▸ **Reading passage**:
Cost estimation for access patterns in DynamoDB - Time & Space Complexity
When using DynamoDB, it is important to understand how the cost of accessing data grows as your data or requests increase.
We want to know how the number of operations changes when we use different ways to get data.
Analyze the time complexity of the following DynamoDB access pattern.
// Query items by partition key
const params = {
TableName: "Orders",
KeyConditionExpression: "CustomerId = :cid",
ExpressionAttributeValues: {
":cid": { S: "12345" }
}
};
const result = await dynamodb.query(params).promise();
This code fetches all orders for one customer using their ID as the partition key.
Look for repeated actions that affect cost.
- Primary operation: Reading items matching the partition key.
- How many times: Once per item returned in the query result.
As the number of orders for a customer grows, the work to fetch them grows too.
| Input Size (n) | Approx. Operations |
|---|---|
| 10 | 10 reads |
| 100 | 100 reads |
| 1000 | 1000 reads |
Pattern observation: The number of reads grows directly with the number of items returned.
Time Complexity: O(n)
This means the time to get data grows in a straight line with the number of matching items.
[X] Wrong: "Querying by partition key always takes the same time no matter how many items match."
[OK] Correct: The query reads each matching item, so more items mean more work and time.
Understanding how data access cost grows helps you design better queries and explain your choices clearly in real projects.
"What if we changed the query to use a filter after fetching all partition keys? How would the time complexity change?"

▸ **Task description**:
Answer these questions from the passage on DynamoDB cost estimation.
(a) What table does the query read from?
(b) How many reads does the table list for an input size of 1000?
(c) What time complexity does the passage state for this access pattern?
The material below comes from a separate source unrelated to the text above.

▸ **Entries provided**:

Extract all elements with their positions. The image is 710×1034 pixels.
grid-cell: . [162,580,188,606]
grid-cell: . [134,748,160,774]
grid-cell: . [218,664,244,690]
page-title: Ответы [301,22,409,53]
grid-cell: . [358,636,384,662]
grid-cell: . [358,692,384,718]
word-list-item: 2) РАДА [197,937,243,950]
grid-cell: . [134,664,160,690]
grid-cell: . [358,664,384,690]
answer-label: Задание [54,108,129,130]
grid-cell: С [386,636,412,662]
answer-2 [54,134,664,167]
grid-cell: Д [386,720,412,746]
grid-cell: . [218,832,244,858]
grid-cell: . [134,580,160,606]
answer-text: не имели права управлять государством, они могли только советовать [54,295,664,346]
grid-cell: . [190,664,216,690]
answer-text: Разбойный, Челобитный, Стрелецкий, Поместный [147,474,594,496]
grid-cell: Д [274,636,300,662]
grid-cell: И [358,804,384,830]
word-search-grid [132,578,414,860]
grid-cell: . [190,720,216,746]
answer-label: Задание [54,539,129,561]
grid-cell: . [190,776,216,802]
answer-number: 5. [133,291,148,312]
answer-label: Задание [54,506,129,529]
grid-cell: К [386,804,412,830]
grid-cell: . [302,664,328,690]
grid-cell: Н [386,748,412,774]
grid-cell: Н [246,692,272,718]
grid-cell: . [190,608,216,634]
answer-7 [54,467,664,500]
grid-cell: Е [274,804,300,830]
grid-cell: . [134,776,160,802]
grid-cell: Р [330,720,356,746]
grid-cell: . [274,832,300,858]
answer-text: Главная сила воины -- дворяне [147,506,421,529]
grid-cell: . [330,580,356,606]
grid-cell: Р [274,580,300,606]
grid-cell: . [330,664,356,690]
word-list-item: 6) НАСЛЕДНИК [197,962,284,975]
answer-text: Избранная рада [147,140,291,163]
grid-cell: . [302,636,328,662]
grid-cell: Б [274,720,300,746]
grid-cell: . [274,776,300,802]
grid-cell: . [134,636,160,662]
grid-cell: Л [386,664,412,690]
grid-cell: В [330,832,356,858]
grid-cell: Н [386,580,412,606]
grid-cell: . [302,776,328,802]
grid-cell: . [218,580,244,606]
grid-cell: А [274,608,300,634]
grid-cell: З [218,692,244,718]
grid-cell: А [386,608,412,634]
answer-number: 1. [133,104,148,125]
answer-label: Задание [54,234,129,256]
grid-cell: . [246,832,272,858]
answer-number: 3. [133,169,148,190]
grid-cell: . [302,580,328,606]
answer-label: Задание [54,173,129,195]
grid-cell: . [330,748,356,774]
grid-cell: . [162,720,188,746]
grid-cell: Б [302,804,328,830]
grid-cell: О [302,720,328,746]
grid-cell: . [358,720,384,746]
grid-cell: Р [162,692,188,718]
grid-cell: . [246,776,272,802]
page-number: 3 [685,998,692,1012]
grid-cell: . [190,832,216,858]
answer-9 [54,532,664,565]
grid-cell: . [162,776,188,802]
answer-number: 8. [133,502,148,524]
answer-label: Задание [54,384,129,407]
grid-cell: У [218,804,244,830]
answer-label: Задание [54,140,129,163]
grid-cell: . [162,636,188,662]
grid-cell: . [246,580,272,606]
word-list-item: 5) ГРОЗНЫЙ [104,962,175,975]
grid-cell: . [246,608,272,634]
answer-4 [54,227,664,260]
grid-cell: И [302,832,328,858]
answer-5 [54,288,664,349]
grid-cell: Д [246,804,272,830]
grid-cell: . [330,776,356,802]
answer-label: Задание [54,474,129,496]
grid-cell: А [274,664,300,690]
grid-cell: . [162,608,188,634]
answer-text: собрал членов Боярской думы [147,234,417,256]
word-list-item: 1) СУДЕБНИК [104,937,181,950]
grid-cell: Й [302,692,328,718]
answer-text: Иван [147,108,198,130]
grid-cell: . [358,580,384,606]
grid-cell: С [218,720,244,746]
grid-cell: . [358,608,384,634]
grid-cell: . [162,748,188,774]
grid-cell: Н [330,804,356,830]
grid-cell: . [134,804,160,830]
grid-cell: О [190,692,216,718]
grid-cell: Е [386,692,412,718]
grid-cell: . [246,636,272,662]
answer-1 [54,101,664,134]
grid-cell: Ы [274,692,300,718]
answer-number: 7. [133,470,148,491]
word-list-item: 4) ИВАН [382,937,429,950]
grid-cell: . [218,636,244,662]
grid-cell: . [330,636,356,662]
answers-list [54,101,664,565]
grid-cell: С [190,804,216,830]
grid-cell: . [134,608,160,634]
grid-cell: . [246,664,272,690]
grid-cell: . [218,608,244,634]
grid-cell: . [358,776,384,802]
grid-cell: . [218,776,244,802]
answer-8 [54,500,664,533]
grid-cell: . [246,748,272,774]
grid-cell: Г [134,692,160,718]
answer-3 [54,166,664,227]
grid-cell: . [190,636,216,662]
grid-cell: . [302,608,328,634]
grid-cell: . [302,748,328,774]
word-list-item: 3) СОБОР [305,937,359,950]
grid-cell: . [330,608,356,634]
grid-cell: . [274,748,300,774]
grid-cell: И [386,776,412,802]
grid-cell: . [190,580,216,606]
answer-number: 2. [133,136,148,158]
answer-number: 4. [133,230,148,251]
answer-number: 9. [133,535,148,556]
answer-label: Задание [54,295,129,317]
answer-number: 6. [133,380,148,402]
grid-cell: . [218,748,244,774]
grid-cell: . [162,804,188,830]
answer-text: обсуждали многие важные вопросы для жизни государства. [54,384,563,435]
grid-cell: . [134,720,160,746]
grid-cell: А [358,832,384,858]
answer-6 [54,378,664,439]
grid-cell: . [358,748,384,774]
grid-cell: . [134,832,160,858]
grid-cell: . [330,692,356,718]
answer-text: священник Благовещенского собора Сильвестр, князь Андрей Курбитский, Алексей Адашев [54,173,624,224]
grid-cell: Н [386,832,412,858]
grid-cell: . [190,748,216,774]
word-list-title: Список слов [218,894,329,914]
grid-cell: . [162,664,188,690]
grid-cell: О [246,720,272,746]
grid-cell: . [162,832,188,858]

▸ **Result of the task**:
(a) Orders
(b) 1000 reads
(c) O(n)